#### PAGE EXTRACT
*** Block opens ***
From what I’ve seen and what the literature supports, it’s more about:

  • Deliberate practice with feedback – Attending who actually watches you do the LP, corrects your hand position, not just signs your note at 1 a.m.
  • Case variety across settings – ICU, clinic, wards, ED, procedures, continuity care. Not just endless scut at 3 a.m.
  • Protected learning time – Conferences that are respected, not constantly interrupted by “Can you just quickly discharge 3 more patients?”
  • Time to read and reflect – The resident who goes home, sleeps, then reads up on that weird vasculitis will be far better in a year than the one still stuck in the hospital pushing paperwork.
  • Mentorship and psychological safety – A place where you can admit “I don’t know” and get taught, rather than hide ignorance and fake competence.

None of these require 100‑hour weeks. Many are actively sabotaged by them.

If you want better physicians, focus less on raw time-in-building and more on the density and quality of actual learning within that time.

The Real Trade-Off: Hours vs. How You Use Them

Here’s the uncomfortable truth: there probably is a lower limit of exposure below which training suffers. A 40‑hour/week surgical residency would almost certainly under-train people. Same with complex ICU medicine.

But that doesn’t automatically sanctify 80‑100 hour weeks.

The question isn’t “long or short.” It’s:

  • How many hours do you actually need for adequate exposure?
  • Beyond that point, are you getting more learning or just more fatigue?
  • Within those hours, how much time is genuine clinical reasoning and skill-building vs. mindless bureaucracy?

Most programs massively waste resident time on:

  • Poorly designed workflows
  • Redundant documentation
  • Inefficient rounding practices
  • Antiquated paging systems and constant interruptions

Fix that, and you can compress the same or more learning into fewer total hours, with less burnout and probably fewer errors.

So if you’re defending 100‑hour weeks, be honest: you’re defending a lazy system design that uses resident time as a bottomless resource instead of optimizing it.

Where the Myth Still Hangs On

So why does the “longer hours = better doctor” myth refuse to die, despite weak supporting evidence?

Three reasons.

  1. Ego and identity
    People who suffered intensely often tie their identity to that suffering. Admitting it was unnecessary—or even harmful—threatens the story they tell about themselves. So they defend the system, not because it’s effective, but because it validates their past.
*** Block closes ***
Document layout detection data
*** Block opens ***
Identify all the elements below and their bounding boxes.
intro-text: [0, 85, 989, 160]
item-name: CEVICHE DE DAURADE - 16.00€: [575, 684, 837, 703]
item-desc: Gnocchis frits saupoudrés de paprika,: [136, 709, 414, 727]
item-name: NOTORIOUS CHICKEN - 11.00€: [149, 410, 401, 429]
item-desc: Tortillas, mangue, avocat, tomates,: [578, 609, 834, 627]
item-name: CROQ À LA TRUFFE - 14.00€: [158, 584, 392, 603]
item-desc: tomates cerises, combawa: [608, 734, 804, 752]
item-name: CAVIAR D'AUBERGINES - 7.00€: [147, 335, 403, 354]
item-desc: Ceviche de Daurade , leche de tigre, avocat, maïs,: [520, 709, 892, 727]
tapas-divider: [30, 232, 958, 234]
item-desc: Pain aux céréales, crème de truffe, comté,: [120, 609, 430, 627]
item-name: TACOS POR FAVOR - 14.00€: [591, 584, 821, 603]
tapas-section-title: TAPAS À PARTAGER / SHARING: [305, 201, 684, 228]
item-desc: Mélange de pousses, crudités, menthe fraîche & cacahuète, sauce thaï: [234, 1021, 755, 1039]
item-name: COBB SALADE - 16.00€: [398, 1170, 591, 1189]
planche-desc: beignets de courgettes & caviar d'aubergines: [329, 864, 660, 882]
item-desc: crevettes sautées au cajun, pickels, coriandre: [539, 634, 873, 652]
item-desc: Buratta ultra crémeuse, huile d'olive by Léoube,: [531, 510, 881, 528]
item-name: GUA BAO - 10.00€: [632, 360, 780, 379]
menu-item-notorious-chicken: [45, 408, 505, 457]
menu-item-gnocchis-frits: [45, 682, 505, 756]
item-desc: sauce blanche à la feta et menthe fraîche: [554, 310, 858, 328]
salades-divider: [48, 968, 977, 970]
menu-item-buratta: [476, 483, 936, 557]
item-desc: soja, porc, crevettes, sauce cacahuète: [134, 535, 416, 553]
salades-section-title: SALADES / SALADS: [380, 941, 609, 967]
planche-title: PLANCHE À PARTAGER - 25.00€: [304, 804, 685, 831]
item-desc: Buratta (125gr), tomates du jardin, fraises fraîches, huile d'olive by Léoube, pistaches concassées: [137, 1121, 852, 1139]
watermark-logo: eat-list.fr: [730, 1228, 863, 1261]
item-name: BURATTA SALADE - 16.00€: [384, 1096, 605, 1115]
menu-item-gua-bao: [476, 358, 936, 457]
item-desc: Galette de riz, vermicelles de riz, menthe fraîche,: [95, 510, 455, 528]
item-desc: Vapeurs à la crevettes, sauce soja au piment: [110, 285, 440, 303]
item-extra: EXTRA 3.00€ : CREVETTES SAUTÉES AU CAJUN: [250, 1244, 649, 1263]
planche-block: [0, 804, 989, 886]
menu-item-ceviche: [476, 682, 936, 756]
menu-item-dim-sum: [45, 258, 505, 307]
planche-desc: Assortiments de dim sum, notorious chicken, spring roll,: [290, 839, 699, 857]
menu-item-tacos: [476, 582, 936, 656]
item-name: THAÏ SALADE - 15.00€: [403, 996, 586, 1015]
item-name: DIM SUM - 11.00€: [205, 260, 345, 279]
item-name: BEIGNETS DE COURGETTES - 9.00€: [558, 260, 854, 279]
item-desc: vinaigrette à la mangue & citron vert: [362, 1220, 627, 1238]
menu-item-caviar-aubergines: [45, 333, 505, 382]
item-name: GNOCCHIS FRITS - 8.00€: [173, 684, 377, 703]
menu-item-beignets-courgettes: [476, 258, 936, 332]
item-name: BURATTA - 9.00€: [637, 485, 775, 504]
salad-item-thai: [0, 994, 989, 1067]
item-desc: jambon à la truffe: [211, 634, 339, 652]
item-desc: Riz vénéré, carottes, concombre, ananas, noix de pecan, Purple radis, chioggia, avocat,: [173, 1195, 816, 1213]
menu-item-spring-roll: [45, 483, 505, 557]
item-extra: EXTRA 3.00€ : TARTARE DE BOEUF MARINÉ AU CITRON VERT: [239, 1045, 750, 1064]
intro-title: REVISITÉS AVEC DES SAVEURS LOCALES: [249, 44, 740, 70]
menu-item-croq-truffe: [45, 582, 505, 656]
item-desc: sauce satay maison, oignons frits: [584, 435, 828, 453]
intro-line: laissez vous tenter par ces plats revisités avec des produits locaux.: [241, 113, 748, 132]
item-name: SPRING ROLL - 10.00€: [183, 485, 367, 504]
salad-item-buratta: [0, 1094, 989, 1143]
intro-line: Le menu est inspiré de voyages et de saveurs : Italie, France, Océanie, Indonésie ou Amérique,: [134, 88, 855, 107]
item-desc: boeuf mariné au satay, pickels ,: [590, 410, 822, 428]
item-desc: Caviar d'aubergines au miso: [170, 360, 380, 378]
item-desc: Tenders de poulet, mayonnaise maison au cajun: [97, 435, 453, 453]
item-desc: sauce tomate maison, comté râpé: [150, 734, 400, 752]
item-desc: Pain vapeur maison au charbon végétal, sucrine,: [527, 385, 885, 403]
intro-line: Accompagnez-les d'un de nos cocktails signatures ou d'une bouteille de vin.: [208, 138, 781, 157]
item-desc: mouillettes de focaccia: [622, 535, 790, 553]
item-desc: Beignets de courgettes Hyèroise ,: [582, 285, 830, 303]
*** Block closes ***
#### EXERCISE PROMPT
Continue the essay on resident work hours and medical training, picking up right after its last sentence. The items are not needed for this work.

#### EXERCISE ANSWER
  2. Cheap labor
    Residents are relatively inexpensive, highly skilled workers. Longer hours mean more service coverage without hiring more staff or NPs/PAs. There’s a financial incentive baked into this.

  3. Romanticized hardship
    There’s a certain mythology in medicine about the heroic, sleepless physician who “never leaves the bedside.” It looks good in movies. It feels noble. It doesn’t survive contact with sleep science or objective safety data.

Where This Leaves You as a Resident (or Future One)

If you’re in residency or heading there, here’s the practical takeaway:

  • Don’t confuse brutal hours with superior training. They are not the same thing.
  • When you evaluate programs, ask:
    • How much real supervision and feedback do residents get at night?
    • Is there protected time for didactics that’s actually protected?
    • How is handoff structured?
    • What’s the culture around rest and calling for help?

Look less at whether the program brags about being “hardcore” and more at whether graduates are competent, sane, and satisfied five years out.

And if you’re faculty, stop hiding behind “I did it, so you should too.” Ask a better question: What structure produces the best clinicians with the least unnecessary harm?

We have enough evidence now to say this clearly:

  1. Longer continuous hours do not reliably improve patient outcomes or exam performance once you’re around the 80‑hour/week mark.
  2. Sleep deprivation degrades performance and learning; “exposure” when you’re exhausted is a lot less educational than you think.
  3. The real drivers of better physicians are quality of supervision, feedback, case mix, and time to study and reflect—not how many nights you spent half-awake on a call-room mattress.